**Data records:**
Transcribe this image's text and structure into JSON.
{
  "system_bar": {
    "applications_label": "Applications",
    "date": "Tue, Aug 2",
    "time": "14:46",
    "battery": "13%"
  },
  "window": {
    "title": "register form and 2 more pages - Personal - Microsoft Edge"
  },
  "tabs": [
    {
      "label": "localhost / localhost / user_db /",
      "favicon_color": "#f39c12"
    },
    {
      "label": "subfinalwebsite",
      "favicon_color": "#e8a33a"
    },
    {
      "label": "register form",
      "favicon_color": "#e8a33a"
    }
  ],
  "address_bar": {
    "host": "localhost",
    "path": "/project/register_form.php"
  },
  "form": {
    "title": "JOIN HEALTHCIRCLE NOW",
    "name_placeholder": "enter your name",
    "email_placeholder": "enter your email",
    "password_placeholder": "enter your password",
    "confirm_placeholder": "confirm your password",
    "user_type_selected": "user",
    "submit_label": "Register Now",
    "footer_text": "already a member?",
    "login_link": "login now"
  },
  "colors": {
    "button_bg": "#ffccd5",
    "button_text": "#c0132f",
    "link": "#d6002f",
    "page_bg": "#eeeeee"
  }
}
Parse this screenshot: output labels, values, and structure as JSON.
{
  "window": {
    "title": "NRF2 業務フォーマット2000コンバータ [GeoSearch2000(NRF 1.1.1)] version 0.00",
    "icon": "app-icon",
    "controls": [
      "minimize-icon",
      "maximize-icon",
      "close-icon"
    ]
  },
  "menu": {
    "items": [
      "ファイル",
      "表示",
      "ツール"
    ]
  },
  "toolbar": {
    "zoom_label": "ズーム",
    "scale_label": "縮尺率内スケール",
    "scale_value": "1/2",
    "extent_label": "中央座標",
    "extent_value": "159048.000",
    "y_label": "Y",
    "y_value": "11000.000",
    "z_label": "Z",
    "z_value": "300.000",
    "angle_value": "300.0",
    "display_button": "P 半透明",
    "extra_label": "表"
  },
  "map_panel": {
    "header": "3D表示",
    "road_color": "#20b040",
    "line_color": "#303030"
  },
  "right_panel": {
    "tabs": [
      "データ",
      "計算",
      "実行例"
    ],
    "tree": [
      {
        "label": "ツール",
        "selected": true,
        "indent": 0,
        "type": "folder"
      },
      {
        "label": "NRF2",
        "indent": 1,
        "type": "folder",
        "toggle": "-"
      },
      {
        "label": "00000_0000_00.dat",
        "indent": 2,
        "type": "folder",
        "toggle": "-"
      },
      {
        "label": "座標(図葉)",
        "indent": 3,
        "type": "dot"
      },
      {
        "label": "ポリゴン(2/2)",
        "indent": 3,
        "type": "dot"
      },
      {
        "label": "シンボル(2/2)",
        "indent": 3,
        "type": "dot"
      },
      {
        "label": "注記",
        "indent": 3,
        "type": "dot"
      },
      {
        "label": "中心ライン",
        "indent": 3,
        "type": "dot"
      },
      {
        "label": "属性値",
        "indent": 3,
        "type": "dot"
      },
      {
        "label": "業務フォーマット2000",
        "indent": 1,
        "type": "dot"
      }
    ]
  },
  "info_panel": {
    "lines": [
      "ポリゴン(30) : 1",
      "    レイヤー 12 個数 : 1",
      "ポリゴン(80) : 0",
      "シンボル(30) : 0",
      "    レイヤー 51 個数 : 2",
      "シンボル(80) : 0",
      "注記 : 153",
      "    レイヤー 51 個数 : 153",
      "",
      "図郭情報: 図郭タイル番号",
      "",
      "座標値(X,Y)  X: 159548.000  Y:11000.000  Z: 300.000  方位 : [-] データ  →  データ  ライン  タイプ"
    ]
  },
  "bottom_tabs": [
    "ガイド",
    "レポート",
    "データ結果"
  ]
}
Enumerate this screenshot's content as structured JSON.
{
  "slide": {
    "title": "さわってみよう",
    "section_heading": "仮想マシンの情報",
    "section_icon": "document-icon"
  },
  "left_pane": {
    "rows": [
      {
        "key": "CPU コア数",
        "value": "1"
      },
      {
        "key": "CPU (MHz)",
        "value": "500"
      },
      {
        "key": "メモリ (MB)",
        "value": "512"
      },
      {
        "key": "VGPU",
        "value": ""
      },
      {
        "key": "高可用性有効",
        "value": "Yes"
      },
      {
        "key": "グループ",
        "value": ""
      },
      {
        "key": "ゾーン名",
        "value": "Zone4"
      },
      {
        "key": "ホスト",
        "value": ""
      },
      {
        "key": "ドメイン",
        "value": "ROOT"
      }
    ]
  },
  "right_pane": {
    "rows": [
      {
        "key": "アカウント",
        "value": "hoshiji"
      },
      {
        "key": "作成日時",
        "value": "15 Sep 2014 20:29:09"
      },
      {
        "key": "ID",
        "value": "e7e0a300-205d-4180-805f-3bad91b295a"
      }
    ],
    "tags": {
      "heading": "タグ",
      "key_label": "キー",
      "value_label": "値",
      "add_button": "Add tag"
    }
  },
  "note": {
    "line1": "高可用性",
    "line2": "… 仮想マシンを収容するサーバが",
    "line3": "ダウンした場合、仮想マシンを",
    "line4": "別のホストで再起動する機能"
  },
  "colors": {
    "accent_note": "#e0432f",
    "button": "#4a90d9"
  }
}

**PROBLEM TO SOLVE:** Working from the listing above, pick out every line that has "this" and copy it.

**RESPONSE TO THE TASK:**
Transcribe this image's text and structure into JSON.
Parse this screenshot: output labels, values, and structure as JSON.
Enumerate this screenshot's content as structured JSON.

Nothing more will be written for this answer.